Recorded data
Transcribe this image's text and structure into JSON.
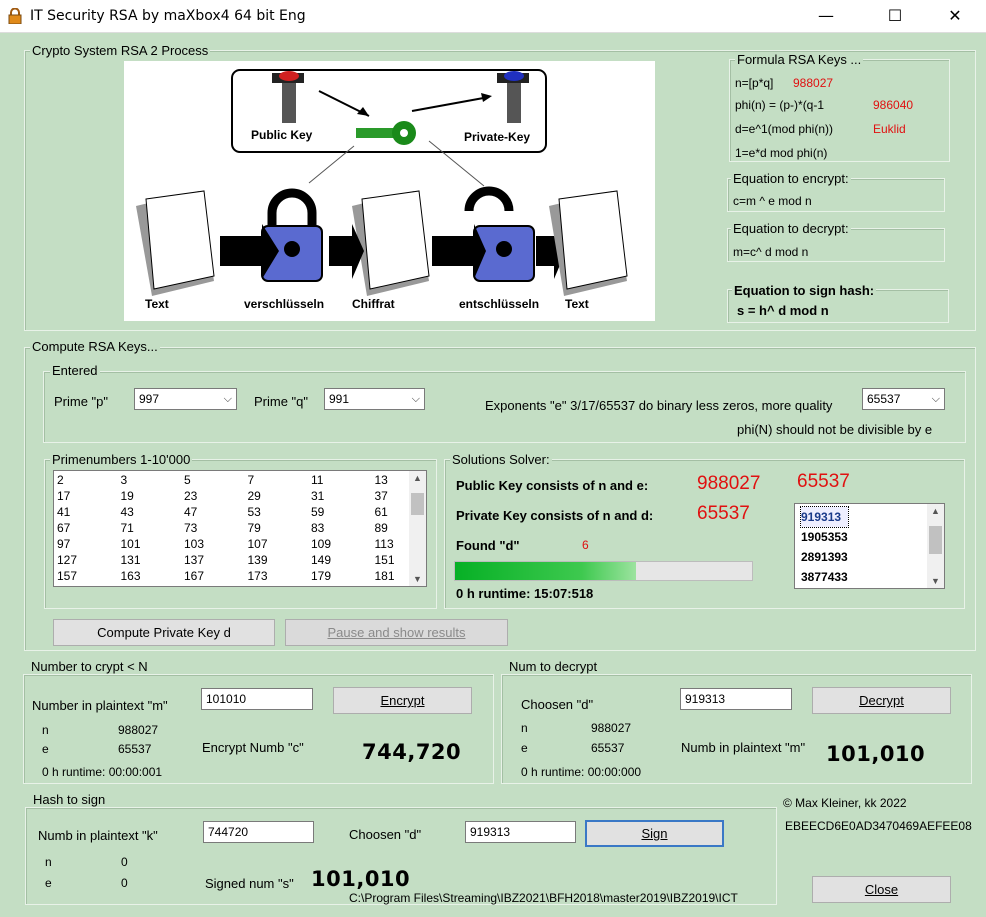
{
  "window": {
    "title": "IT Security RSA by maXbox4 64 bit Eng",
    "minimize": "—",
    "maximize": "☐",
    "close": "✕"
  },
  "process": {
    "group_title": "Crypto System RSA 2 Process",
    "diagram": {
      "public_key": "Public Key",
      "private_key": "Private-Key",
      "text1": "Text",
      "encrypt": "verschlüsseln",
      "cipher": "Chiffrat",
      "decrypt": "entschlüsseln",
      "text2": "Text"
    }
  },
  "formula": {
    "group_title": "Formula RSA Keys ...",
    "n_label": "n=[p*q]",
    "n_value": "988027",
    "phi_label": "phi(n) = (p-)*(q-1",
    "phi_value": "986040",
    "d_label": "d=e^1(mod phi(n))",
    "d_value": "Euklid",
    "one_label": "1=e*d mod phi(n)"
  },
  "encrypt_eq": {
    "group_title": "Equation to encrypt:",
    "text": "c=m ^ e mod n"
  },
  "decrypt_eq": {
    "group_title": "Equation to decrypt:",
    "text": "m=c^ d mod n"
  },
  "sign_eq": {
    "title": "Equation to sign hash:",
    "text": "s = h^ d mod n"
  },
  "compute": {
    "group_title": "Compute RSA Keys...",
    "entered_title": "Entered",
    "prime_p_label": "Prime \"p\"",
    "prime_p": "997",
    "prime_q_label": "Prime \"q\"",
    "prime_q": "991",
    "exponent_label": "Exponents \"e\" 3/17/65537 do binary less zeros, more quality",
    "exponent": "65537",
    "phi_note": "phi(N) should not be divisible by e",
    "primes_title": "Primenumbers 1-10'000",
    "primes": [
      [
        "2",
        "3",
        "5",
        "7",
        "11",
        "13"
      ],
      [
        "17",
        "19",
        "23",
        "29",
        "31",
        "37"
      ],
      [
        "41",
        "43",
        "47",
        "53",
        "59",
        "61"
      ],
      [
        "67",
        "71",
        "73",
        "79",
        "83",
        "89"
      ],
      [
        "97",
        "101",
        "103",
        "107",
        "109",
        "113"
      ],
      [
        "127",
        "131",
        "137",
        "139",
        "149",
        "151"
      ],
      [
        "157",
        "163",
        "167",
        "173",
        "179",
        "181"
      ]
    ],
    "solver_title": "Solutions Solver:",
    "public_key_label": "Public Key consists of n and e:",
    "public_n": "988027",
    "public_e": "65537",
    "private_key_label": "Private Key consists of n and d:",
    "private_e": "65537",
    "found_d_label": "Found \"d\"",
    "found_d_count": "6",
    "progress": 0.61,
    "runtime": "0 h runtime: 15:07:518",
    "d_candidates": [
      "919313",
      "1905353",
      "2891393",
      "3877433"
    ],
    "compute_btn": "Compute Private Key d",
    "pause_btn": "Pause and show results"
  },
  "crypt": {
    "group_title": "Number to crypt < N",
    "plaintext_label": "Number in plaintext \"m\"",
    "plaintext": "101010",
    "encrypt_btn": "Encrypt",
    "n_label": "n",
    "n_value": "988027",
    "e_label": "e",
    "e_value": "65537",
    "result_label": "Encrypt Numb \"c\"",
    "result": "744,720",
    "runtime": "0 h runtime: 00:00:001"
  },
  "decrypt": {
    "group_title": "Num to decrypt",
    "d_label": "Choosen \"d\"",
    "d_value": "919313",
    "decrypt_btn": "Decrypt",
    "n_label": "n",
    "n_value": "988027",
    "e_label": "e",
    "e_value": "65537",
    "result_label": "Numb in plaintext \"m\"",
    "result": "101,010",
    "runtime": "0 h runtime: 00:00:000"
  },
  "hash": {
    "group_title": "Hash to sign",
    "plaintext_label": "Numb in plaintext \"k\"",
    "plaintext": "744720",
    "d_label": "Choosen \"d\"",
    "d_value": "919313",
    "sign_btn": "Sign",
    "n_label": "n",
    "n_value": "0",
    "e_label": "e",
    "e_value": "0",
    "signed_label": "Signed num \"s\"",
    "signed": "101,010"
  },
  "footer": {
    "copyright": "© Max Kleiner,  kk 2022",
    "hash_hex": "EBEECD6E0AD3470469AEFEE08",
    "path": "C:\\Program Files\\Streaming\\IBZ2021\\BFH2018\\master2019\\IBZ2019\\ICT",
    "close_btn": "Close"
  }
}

Exercise objective — Find the lines containing "plaintext" and pull them out.

Response for this exercise —
    "plaintext_label": "Number in plaintext \"m\"",
    "plaintext": "101010",
    "result_label": "Numb in plaintext \"m\"",
    "plaintext_label": "Numb in plaintext \"k\"",
    "plaintext": "744720",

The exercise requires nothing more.